• [STATED PROBLEM] Set out each line from the following listing that includes the word "女孩的两个A分别来自于父亲和母亲".

***

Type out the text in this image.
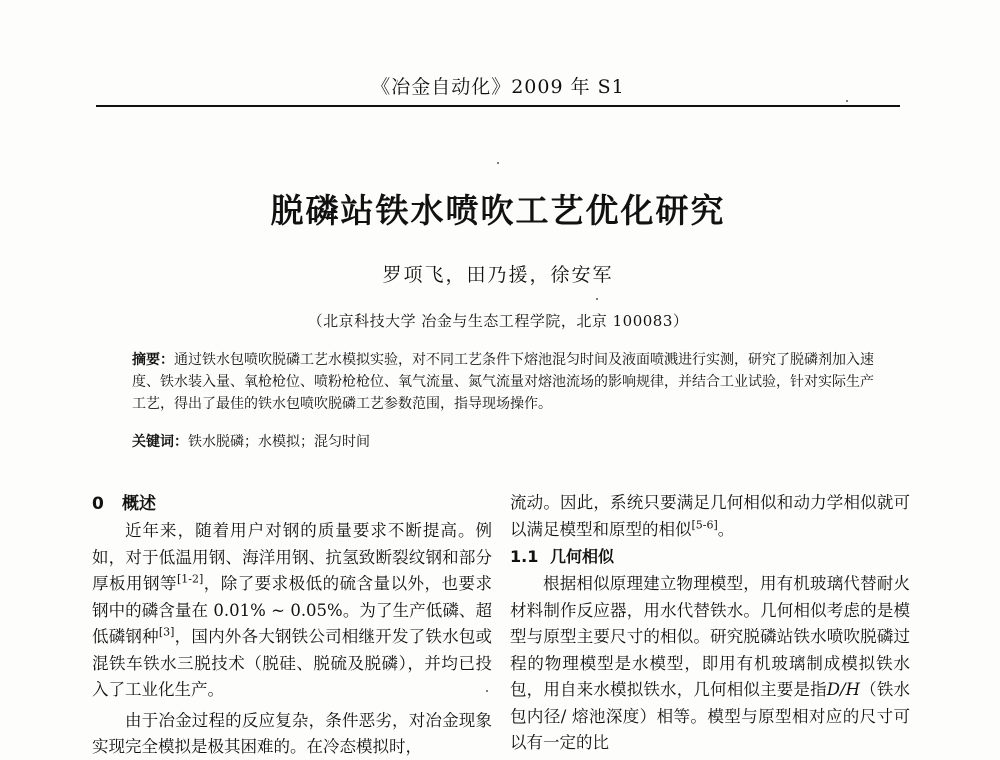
《冶金自动化》2009 年 S1
脱磷站铁水喷吹工艺优化研究
罗项飞，田乃援，徐安军
（北京科技大学 冶金与生态工程学院，北京 100083）
摘要：通过铁水包喷吹脱磷工艺水模拟实验，对不同工艺条件下熔池混匀时间及液面喷溅进行实测，研究了脱磷剂加入速度、铁水装入量、氧枪枪位、喷粉枪枪位、氧气流量、氮气流量对熔池流场的影响规律，并结合工业试验，针对实际生产工艺，得出了最佳的铁水包喷吹脱磷工艺参数范围，指导现场操作。
关键词：铁水脱磷；水模拟；混匀时间
0 概述

近年来，随着用户对钢的质量要求不断提高。例如，对于低温用钢、海洋用钢、抗氢致断裂纹钢和部分厚板用钢等[1-2]，除了要求极低的硫含量以外，也要求钢中的磷含量在 0.01% ~ 0.05%。为了生产低磷、超低磷钢种[3]，国内外各大钢铁公司相继开发了铁水包或混铁车铁水三脱技术（脱硅、脱硫及脱磷），并均已投入了工业化生产。

由于冶金过程的反应复杂，条件恶劣，对冶金现象实现完全模拟是极其困难的。在冷态模拟时，

流动。因此，系统只要满足几何相似和动力学相似就可以满足模型和原型的相似[5-6]。

1.1 几何相似

根据相似原理建立物理模型，用有机玻璃代替耐火材料制作反应器，用水代替铁水。几何相似考虑的是模型与原型主要尺寸的相似。研究脱磷站铁水喷吹脱磷过程的物理模型是水模型，即用有机玻璃制成模拟铁水包，用自来水模拟铁水，几何相似主要是指D/H（铁水包内径/ 熔池深度）相等。模型与原型相对应的尺寸可以有一定的比
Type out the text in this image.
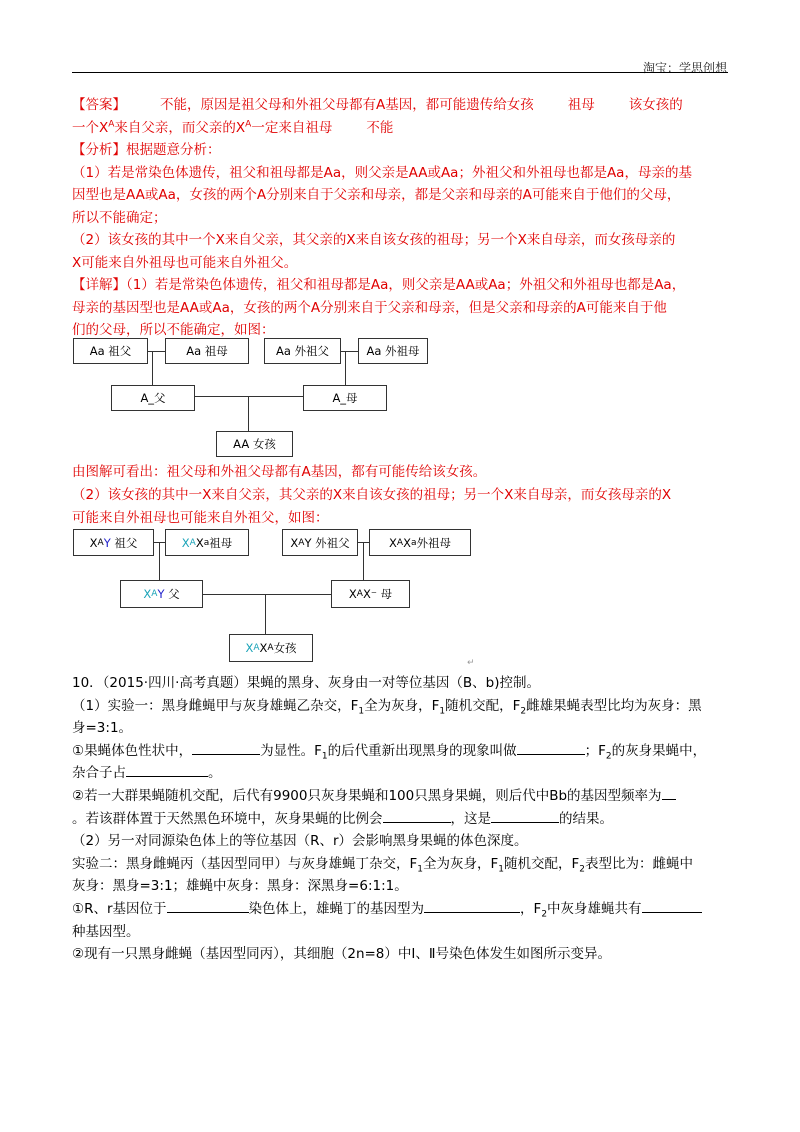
淘宝：学思创想

【答案】	不能，原因是祖父母和外祖父母都有A基因，都可能遗传给女孩	祖母	该女孩的
一个$X^A$来自父亲，而父亲的$X^A$一定来自祖母	不能

【分析】根据题意分析：
（1）若是常染色体遗传，祖父和祖母都是Aa，则父亲是AA或Aa；外祖父和外祖母也都是Aa，母亲的基
因型也是AA或Aa，女孩的两个A分别来自于父亲和母亲，都是父亲和母亲的A可能来自于他们的父母，
所以不能确定；
（2）该女孩的其中一个X来自父亲，其父亲的X来自该女孩的祖母；另一个X来自母亲，而女孩母亲的
X可能来自外祖母也可能来自外祖父。

【详解】（1）若是常染色体遗传，祖父和祖母都是Aa，则父亲是AA或Aa；外祖父和外祖母也都是Aa，
母亲的基因型也是AA或Aa，女孩的两个A分别来自于父亲和母亲，但是父亲和母亲的A可能来自于他
们的父母，所以不能确定，如图：

Aa 祖父	Aa 祖母	Aa 外祖父	Aa 外祖母
A_父	A_母
AA 女孩

由图解可看出：祖父母和外祖父母都有A基因，都有可能传给该女孩。

（2）该女孩的其中一X来自父亲，其父亲的X来自该女孩的祖母；另一个X来自母亲，而女孩母亲的X
可能来自外祖母也可能来自外祖父，如图：

X A Y
祖父	X A X a 祖母	X A Y 外祖父	X A X a 外祖母
X A Y
父	X A X⁻ 母
X A X A 女孩
↵

10．（2015·四川·高考真题）果蝇的黑身、灰身由一对等位基因（B、b)控制。
（1）实验一：黑身雌蝇甲与灰身雄蝇乙杂交，$F_1$全为灰身，$F_1$随机交配，$F_2$雌雄果蝇表型比均为灰身：黑
身=3:1。
①果蝇体色性状中，	为显性。$F_1$的后代重新出现黑身的现象叫做	；$F_2$的灰身果蝇中，
杂合子占	。
②若一大群果蝇随机交配，后代有9900只灰身果蝇和100只黑身果蝇，则后代中Bb的基因型频率为
。若该群体置于天然黑色环境中，灰身果蝇的比例会	，这是	的结果。
（2）另一对同源染色体上的等位基因（R、r）会影响黑身果蝇的体色深度。
实验二：黑身雌蝇丙（基因型同甲）与灰身雄蝇丁杂交，$F_1$全为灰身，$F_1$随机交配，$F_2$表型比为：雌蝇中
灰身：黑身=3:1；雄蝇中灰身：黑身：深黑身=6:1:1。
①R、r基因位于	染色体上，雄蝇丁的基因型为	，$F_2$中灰身雄蝇共有
种基因型。
②现有一只黑身雌蝇（基因型同丙），其细胞（2n=8）中Ⅰ、Ⅱ号染色体发生如图所示变异。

***

• [EXPECTED ANSWER]
因型也是AA或Aa，女孩的两个A分别来自于父亲和母亲，都是父亲和母亲的A可能来自于他们的父母，
母亲的基因型也是AA或Aa，女孩的两个A分别来自于父亲和母亲，但是父亲和母亲的A可能来自于他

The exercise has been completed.